◆ **SET EXERCISE**: Pick out every line of the entries below where "count" occurs, and copy those lines.

◆ **RECORDS**:
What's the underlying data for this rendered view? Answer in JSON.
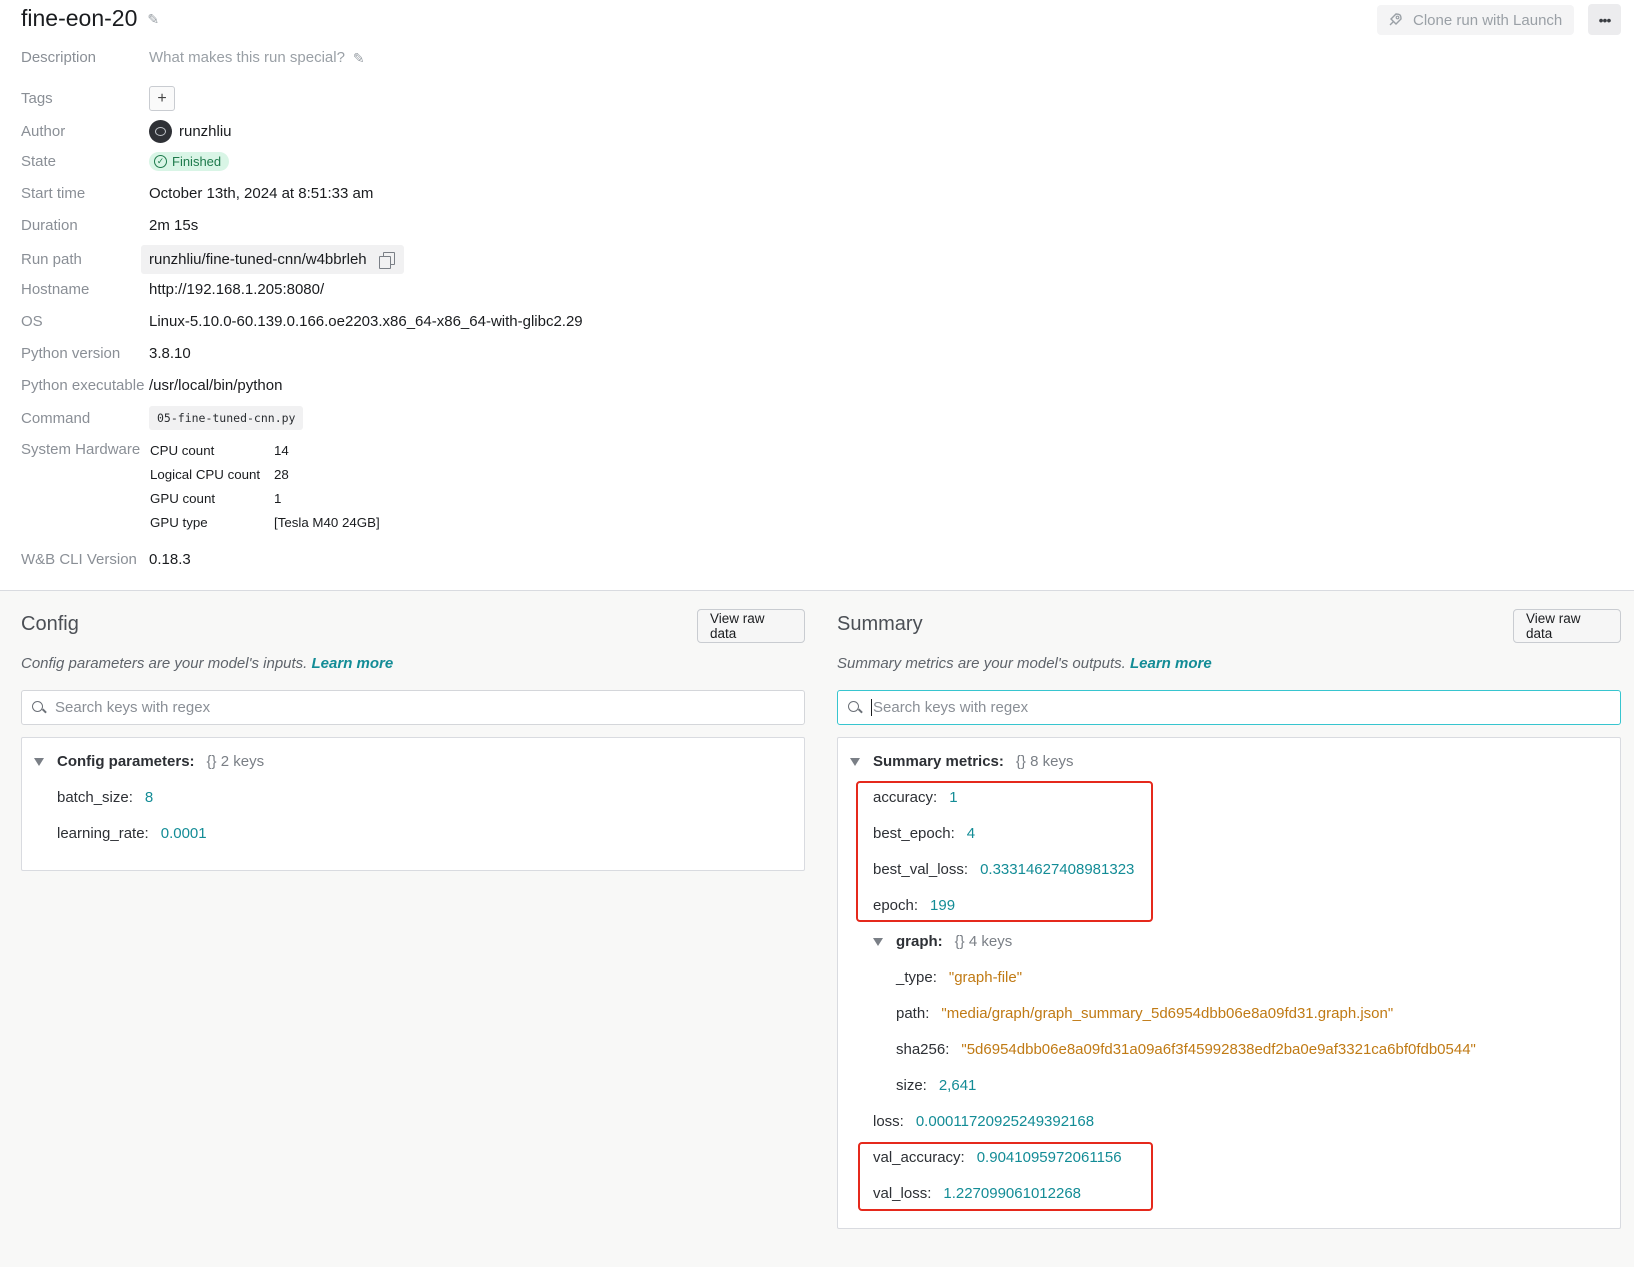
{
  "header": {
    "run_name": "fine-eon-20",
    "clone_label": "Clone run with Launch",
    "more_label": "•••"
  },
  "overview": {
    "description": {
      "label": "Description",
      "placeholder": "What makes this run special?"
    },
    "tags": {
      "label": "Tags",
      "add": "+"
    },
    "author": {
      "label": "Author",
      "value": "runzhliu"
    },
    "state": {
      "label": "State",
      "value": "Finished",
      "check": "✓"
    },
    "start_time": {
      "label": "Start time",
      "value": "October 13th, 2024 at 8:51:33 am"
    },
    "duration": {
      "label": "Duration",
      "value": "2m 15s"
    },
    "run_path": {
      "label": "Run path",
      "value": "runzhliu/fine-tuned-cnn/w4bbrleh"
    },
    "hostname": {
      "label": "Hostname",
      "value": "http://192.168.1.205:8080/"
    },
    "os": {
      "label": "OS",
      "value": "Linux-5.10.0-60.139.0.166.oe2203.x86_64-x86_64-with-glibc2.29"
    },
    "python_version": {
      "label": "Python version",
      "value": "3.8.10"
    },
    "python_executable": {
      "label": "Python executable",
      "value": "/usr/local/bin/python"
    },
    "command": {
      "label": "Command",
      "value": "05-fine-tuned-cnn.py"
    },
    "system_hardware": {
      "label": "System Hardware",
      "items": [
        {
          "key": "CPU count",
          "value": "14"
        },
        {
          "key": "Logical CPU count",
          "value": "28"
        },
        {
          "key": "GPU count",
          "value": "1"
        },
        {
          "key": "GPU type",
          "value": "[Tesla M40 24GB]"
        }
      ]
    },
    "cli_version": {
      "label": "W&B CLI Version",
      "value": "0.18.3"
    }
  },
  "config": {
    "title": "Config",
    "raw_button": "View raw data",
    "subtitle": "Config parameters are your model's inputs.",
    "learn_more": "Learn more",
    "search_placeholder": "Search keys with regex",
    "group_name": "Config parameters:",
    "group_meta": "{}  2 keys",
    "items": [
      {
        "key": "batch_size:",
        "value": "8"
      },
      {
        "key": "learning_rate:",
        "value": "0.0001"
      }
    ]
  },
  "summary": {
    "title": "Summary",
    "raw_button": "View raw data",
    "subtitle": "Summary metrics are your model's outputs.",
    "learn_more": "Learn more",
    "search_placeholder": "Search keys with regex",
    "group_name": "Summary metrics:",
    "group_meta": "{}  8 keys",
    "items": [
      {
        "key": "accuracy:",
        "value": "1"
      },
      {
        "key": "best_epoch:",
        "value": "4"
      },
      {
        "key": "best_val_loss:",
        "value": "0.33314627408981323"
      },
      {
        "key": "epoch:",
        "value": "199"
      }
    ],
    "graph": {
      "name": "graph:",
      "meta": "{}  4 keys",
      "items": [
        {
          "key": "_type:",
          "value": "\"graph-file\""
        },
        {
          "key": "path:",
          "value": "\"media/graph/graph_summary_5d6954dbb06e8a09fd31.graph.json\""
        },
        {
          "key": "sha256:",
          "value": "\"5d6954dbb06e8a09fd31a09a6f3f45992838edf2ba0e9af3321ca6bf0fdb0544\""
        },
        {
          "key": "size:",
          "value": "2,641"
        }
      ]
    },
    "tail_items": [
      {
        "key": "loss:",
        "value": "0.00011720925249392168"
      },
      {
        "key": "val_accuracy:",
        "value": "0.9041095972061156"
      },
      {
        "key": "val_loss:",
        "value": "1.227099061012268"
      }
    ]
  },
  "highlight_color": "#e5291c",
  "accent_color": "#138c96"
}
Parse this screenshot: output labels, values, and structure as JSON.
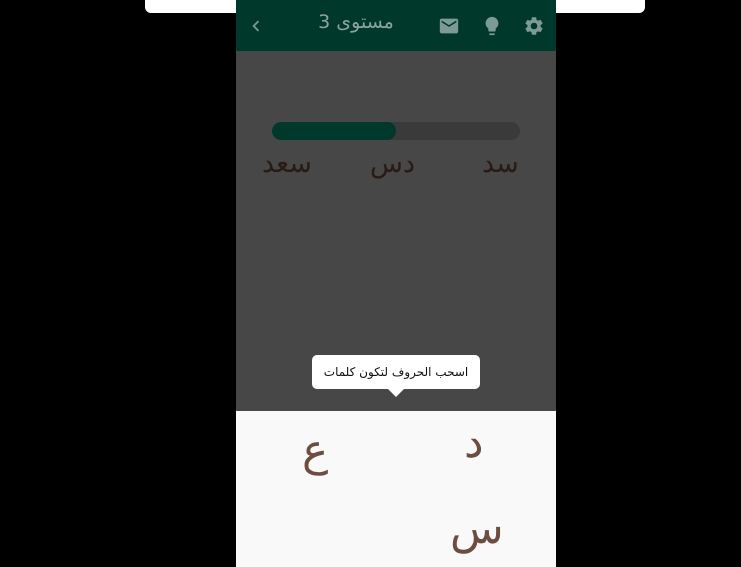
{
  "header": {
    "title": "مستوى 3",
    "icons": {
      "back": "chevron-left-icon",
      "mail": "mail-icon",
      "hint": "lightbulb-icon",
      "settings": "gear-icon"
    }
  },
  "progress": {
    "value_fraction": 0.5
  },
  "words": [
    "سد",
    "دس",
    "سعد"
  ],
  "tooltip": {
    "text": "اسحب الحروف لتكون كلمات"
  },
  "letters": [
    "د",
    "ع",
    "س"
  ],
  "colors": {
    "accent": "#00382c",
    "letters": "#6d4c41"
  }
}
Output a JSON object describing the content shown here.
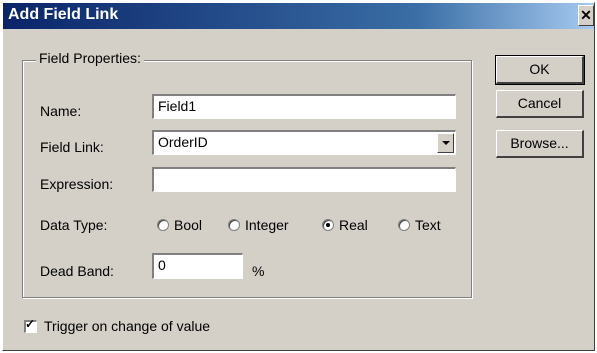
{
  "window": {
    "title": "Add Field Link",
    "close_glyph": "✕"
  },
  "group": {
    "title": "Field Properties:"
  },
  "name": {
    "label": "Name:",
    "value": "Field1"
  },
  "field_link": {
    "label": "Field Link:",
    "value": "OrderID"
  },
  "expression": {
    "label": "Expression:",
    "value": ""
  },
  "data_type": {
    "label": "Data Type:",
    "options": [
      "Bool",
      "Integer",
      "Real",
      "Text"
    ],
    "selected": "Real"
  },
  "dead_band": {
    "label": "Dead Band:",
    "value": "0",
    "unit": "%"
  },
  "buttons": {
    "ok": "OK",
    "cancel": "Cancel",
    "browse": "Browse..."
  },
  "trigger": {
    "label": "Trigger on change of value",
    "checked": true
  }
}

◆ **FINISHED ANSWER**:
          "key": "CPU count",
          "key": "Logical CPU count",
          "key": "GPU count",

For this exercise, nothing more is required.